Which lines contain the word "name"? Return each of them as written.

Records about charts and figures
————————

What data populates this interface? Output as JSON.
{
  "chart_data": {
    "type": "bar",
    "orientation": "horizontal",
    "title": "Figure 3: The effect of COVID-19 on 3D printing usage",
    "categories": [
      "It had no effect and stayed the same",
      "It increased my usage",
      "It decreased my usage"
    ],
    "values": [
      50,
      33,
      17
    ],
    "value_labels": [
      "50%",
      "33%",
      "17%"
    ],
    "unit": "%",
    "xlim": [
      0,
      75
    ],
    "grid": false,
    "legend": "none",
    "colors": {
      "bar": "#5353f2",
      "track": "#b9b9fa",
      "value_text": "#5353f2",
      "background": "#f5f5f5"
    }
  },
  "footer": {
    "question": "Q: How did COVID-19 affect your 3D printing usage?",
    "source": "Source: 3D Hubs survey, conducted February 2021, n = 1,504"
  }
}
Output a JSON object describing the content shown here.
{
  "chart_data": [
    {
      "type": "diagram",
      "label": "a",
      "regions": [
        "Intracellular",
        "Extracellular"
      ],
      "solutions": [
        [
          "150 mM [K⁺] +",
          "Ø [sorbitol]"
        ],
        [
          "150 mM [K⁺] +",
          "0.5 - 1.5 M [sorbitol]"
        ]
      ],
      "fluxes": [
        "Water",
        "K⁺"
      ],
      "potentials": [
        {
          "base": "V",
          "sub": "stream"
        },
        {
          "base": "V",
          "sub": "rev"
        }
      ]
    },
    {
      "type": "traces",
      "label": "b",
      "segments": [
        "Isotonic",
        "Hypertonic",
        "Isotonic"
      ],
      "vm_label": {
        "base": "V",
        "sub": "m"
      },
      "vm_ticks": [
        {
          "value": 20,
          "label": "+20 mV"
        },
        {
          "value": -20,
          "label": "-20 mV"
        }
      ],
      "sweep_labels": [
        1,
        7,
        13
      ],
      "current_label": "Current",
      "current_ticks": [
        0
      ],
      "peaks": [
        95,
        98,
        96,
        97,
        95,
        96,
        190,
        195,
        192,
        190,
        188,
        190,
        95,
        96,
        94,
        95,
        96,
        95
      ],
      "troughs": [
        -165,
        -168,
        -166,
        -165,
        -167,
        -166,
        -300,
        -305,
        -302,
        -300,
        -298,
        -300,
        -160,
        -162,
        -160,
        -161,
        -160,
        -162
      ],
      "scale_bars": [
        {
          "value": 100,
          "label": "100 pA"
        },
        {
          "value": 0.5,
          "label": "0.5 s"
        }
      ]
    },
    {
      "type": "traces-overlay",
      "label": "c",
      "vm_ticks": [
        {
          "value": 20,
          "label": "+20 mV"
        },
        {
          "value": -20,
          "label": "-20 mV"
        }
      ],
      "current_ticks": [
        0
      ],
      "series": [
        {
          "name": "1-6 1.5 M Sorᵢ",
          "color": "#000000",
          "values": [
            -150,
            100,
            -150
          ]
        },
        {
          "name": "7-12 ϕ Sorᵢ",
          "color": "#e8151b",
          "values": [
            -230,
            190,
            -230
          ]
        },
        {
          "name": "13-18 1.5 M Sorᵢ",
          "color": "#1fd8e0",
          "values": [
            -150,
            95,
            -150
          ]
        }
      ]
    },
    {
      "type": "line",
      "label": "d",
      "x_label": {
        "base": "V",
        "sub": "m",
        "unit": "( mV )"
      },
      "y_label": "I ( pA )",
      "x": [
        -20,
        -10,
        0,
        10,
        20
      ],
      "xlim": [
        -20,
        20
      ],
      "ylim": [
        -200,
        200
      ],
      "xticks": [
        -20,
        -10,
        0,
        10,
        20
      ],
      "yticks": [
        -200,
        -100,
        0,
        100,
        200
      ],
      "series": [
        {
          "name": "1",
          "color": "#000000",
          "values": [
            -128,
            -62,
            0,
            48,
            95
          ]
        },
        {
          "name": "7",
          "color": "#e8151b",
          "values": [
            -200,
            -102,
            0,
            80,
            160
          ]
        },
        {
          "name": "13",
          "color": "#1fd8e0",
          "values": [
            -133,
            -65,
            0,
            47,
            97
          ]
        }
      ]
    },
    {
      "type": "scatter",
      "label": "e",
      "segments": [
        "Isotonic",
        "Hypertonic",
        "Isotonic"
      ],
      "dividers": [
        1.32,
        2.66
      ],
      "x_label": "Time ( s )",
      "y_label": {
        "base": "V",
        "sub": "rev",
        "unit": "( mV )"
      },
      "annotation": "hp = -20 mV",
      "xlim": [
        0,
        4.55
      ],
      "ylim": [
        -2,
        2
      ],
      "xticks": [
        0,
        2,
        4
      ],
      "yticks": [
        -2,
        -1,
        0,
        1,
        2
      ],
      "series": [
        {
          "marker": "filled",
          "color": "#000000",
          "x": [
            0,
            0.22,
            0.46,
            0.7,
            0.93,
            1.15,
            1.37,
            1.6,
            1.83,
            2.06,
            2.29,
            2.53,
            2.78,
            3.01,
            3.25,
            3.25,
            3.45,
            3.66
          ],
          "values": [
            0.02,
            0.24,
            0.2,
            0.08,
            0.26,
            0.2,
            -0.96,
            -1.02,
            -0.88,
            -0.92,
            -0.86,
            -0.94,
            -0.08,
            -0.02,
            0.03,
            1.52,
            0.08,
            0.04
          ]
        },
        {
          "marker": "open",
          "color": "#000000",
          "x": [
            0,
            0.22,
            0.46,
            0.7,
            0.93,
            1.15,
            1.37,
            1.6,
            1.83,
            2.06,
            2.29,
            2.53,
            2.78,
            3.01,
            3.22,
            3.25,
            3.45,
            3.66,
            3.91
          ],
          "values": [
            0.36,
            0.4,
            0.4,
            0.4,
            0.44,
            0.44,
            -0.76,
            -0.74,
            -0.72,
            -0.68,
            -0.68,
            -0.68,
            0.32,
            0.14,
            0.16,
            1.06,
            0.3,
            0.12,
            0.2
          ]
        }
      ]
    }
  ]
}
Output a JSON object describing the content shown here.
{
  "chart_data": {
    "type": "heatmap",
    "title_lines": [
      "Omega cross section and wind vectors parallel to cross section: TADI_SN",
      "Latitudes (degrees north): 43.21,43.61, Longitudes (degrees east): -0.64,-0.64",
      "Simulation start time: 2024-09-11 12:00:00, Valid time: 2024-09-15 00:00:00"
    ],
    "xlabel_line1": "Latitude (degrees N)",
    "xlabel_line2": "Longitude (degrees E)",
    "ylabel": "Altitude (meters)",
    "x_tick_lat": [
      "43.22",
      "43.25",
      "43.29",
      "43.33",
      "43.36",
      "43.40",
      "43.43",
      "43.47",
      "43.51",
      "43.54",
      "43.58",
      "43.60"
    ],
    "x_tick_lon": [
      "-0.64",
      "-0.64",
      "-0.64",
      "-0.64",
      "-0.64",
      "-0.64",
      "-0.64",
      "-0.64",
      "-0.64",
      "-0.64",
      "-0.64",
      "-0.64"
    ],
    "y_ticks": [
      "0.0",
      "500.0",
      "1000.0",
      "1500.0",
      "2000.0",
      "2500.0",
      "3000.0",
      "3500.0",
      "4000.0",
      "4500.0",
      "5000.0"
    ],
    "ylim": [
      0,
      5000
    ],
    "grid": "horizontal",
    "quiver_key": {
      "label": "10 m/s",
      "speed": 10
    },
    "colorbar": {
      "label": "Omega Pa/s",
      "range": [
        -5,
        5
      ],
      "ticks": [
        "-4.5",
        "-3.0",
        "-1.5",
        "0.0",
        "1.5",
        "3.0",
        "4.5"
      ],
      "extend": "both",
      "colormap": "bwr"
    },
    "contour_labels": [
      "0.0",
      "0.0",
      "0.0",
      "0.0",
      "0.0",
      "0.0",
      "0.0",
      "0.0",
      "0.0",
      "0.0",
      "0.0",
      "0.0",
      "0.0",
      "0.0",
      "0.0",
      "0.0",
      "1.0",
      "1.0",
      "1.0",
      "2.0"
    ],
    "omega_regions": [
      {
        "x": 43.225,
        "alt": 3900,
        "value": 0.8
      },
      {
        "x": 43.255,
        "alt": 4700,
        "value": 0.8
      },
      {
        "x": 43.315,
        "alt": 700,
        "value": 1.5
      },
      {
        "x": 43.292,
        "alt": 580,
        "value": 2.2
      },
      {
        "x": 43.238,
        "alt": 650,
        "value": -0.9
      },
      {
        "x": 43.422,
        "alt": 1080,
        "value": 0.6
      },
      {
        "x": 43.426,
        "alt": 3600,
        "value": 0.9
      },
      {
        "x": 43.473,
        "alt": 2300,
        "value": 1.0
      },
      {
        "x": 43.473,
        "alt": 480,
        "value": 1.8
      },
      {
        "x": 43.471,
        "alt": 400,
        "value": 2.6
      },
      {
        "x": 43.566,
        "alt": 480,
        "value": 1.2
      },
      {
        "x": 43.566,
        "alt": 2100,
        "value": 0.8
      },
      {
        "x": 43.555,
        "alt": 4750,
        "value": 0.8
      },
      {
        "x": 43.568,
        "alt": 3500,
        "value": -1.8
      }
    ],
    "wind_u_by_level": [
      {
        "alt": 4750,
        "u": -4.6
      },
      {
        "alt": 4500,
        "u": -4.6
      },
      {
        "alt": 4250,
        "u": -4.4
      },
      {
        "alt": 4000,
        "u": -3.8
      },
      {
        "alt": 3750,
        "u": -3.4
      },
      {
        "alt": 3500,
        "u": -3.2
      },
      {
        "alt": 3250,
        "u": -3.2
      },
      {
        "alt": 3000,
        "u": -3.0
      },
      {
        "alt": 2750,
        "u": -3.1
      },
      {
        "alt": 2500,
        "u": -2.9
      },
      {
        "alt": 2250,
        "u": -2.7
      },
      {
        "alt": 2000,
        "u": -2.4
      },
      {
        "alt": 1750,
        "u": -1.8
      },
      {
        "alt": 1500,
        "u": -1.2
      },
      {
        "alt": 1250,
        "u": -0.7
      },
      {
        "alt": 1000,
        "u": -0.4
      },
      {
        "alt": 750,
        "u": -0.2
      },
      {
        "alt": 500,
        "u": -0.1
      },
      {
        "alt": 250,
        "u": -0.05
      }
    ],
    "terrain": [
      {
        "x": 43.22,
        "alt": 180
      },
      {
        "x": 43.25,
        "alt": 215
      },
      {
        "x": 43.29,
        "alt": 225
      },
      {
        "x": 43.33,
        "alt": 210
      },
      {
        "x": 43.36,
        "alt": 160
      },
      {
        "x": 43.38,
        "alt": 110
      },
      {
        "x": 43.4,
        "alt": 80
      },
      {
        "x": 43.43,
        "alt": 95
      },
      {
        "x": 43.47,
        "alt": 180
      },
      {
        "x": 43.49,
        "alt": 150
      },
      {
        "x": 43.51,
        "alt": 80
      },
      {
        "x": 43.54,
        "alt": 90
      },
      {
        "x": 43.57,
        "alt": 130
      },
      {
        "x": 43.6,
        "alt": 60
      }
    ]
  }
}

————————

* OUTPUT FOR THIS TASK
          "name": "1-6 1.5 M Sorᵢ",
          "name": "7-12 ϕ Sorᵢ",
          "name": "13-18 1.5 M Sorᵢ",
          "name": "1",
          "name": "7",
          "name": "13",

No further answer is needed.